Brief
Extract all lines containing "Cancelando".

Extracted data entries
========

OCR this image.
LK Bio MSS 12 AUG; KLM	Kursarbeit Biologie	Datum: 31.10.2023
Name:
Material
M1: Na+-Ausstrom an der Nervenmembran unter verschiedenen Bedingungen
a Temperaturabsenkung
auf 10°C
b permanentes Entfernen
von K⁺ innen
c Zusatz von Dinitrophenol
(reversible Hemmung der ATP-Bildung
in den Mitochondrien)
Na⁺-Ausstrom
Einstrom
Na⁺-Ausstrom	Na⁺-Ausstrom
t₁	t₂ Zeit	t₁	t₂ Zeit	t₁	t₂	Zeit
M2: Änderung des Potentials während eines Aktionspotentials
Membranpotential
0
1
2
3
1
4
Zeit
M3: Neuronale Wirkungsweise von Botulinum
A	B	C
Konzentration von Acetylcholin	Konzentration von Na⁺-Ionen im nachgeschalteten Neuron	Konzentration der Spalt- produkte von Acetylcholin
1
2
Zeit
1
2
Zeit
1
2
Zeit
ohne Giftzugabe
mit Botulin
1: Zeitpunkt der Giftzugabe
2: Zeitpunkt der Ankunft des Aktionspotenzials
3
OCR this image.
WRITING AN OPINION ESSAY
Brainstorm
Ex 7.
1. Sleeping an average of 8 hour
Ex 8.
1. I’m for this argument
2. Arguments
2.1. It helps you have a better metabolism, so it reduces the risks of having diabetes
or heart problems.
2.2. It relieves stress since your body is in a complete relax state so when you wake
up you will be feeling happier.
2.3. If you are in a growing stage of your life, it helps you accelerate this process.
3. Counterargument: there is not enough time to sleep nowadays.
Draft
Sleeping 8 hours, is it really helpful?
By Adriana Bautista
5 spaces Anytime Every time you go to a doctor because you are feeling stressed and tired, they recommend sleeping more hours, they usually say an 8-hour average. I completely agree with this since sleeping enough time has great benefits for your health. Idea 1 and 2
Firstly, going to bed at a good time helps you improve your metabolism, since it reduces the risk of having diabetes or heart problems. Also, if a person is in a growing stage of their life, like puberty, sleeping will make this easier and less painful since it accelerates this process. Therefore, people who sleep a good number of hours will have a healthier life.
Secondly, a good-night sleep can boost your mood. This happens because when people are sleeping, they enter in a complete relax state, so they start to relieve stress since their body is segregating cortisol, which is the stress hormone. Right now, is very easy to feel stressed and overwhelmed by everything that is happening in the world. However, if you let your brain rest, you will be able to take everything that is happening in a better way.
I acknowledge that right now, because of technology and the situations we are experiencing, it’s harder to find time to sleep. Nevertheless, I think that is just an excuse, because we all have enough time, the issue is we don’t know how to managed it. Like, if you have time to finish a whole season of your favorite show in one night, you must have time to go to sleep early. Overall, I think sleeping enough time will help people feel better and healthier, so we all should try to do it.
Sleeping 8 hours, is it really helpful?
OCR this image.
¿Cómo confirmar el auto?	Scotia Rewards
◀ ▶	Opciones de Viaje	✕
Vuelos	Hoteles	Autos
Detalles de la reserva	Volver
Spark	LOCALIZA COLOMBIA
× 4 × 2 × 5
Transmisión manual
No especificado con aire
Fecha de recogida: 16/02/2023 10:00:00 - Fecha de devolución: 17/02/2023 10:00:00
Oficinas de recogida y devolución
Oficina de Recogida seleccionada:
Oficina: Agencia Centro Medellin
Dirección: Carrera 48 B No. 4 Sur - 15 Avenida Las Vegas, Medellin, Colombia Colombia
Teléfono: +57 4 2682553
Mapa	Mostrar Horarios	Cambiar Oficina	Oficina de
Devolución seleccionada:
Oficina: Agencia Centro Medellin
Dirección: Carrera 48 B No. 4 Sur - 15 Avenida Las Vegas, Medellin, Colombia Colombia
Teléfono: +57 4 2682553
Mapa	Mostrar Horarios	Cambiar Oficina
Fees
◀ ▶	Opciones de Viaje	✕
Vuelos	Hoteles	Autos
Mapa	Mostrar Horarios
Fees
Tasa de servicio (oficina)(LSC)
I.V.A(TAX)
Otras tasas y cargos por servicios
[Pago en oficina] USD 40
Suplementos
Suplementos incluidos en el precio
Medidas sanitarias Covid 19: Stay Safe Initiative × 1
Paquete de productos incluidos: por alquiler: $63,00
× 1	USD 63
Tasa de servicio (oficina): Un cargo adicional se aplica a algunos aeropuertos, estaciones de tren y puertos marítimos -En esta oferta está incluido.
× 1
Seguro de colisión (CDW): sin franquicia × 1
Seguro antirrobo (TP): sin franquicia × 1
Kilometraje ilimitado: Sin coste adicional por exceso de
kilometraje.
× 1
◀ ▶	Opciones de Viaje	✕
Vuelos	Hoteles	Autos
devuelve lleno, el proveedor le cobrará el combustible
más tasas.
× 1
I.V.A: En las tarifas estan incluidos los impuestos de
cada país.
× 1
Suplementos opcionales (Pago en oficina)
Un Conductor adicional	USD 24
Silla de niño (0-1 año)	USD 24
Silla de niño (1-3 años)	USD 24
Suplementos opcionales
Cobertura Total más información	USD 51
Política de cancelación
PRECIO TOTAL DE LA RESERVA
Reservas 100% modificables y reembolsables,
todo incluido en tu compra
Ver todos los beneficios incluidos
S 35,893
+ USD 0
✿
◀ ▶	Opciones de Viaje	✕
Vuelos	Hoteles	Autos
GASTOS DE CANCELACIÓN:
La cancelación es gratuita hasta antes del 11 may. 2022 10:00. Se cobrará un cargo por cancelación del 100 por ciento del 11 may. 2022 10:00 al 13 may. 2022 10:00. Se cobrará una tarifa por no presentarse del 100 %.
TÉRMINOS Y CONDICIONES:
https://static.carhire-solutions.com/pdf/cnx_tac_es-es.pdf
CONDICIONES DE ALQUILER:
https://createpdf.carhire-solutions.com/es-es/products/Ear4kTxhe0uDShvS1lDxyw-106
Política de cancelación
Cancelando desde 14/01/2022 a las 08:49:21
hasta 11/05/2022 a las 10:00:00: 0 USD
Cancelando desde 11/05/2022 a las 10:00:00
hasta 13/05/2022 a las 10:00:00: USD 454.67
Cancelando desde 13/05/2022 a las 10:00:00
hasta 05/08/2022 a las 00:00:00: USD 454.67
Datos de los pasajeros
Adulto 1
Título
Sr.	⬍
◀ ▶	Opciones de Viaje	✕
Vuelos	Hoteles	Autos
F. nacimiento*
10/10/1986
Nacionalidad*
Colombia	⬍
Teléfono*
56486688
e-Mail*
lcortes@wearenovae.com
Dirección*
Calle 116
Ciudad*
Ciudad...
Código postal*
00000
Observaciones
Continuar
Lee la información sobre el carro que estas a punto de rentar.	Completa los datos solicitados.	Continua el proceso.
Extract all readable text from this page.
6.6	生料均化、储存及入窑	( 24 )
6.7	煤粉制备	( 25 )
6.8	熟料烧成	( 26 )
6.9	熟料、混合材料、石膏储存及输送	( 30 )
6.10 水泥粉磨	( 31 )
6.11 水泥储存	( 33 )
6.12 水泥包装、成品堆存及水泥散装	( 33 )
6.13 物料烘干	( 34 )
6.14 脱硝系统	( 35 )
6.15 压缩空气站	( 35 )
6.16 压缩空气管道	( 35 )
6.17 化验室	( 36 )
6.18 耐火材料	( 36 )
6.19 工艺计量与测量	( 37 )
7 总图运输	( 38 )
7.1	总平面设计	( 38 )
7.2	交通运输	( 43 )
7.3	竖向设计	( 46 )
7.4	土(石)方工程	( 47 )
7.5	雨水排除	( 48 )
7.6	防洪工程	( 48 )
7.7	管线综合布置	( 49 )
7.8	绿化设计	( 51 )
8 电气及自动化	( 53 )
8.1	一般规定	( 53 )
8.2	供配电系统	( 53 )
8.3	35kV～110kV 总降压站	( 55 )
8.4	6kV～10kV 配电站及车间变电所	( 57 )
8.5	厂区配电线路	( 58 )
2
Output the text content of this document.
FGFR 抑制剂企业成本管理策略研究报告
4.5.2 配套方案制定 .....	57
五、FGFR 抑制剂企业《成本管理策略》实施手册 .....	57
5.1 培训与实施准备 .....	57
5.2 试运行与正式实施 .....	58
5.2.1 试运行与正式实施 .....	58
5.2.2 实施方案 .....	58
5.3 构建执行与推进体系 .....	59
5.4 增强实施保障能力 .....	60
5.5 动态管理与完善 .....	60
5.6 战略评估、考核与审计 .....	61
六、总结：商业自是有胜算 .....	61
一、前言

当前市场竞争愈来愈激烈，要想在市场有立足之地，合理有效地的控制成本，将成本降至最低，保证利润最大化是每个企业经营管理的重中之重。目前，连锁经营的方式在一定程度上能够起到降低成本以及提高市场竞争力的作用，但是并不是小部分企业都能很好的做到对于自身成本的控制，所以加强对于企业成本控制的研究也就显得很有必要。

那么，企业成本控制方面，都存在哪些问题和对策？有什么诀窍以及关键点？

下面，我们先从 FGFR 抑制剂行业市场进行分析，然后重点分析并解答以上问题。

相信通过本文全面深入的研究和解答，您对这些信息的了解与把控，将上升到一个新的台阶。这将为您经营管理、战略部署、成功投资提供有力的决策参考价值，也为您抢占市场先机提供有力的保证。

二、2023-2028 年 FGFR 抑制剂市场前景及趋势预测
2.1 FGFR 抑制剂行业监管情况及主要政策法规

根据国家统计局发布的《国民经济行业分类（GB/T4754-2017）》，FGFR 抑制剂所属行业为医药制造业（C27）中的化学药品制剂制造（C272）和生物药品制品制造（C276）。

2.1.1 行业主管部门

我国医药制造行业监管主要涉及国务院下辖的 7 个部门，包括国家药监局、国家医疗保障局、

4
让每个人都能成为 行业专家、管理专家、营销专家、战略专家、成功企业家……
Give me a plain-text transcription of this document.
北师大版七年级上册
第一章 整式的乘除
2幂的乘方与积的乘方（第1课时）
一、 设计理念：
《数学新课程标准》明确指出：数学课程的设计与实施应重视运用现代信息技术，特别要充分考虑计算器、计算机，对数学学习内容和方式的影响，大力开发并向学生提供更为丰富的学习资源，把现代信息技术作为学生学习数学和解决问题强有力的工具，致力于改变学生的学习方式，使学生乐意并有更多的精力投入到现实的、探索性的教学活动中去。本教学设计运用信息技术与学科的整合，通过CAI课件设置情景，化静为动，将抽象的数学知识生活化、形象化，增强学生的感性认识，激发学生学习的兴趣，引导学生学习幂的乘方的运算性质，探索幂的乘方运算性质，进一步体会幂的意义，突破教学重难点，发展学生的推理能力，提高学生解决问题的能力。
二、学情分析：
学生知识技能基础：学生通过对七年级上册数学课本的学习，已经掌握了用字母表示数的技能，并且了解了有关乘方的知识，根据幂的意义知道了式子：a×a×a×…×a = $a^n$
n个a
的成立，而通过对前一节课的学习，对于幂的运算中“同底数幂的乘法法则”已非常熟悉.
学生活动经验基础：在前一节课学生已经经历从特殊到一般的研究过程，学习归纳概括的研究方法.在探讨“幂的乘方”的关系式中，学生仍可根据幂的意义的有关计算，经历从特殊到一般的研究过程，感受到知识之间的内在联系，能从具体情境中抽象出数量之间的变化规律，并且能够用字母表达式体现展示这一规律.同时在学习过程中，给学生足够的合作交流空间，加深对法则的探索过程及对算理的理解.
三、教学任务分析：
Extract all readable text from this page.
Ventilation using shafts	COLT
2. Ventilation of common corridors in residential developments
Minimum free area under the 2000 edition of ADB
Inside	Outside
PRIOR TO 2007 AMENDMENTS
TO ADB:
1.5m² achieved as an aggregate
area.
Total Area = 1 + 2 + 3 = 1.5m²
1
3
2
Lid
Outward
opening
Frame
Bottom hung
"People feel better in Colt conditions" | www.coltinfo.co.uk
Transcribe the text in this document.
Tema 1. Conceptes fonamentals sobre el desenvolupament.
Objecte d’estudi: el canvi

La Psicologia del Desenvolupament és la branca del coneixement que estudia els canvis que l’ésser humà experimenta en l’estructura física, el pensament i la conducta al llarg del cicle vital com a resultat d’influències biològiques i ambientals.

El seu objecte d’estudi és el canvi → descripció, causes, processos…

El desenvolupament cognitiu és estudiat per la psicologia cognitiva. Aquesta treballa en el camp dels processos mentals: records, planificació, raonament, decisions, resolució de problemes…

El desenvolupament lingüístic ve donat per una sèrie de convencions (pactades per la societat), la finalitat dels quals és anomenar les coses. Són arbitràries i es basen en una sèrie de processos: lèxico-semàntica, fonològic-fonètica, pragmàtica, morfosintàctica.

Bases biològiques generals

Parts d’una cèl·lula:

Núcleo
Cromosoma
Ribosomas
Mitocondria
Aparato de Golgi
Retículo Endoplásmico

========

Result of the task
Cancelando desde 14/01/2022 a las 08:49:21
Cancelando desde 11/05/2022 a las 10:00:00
Cancelando desde 13/05/2022 a las 10:00:00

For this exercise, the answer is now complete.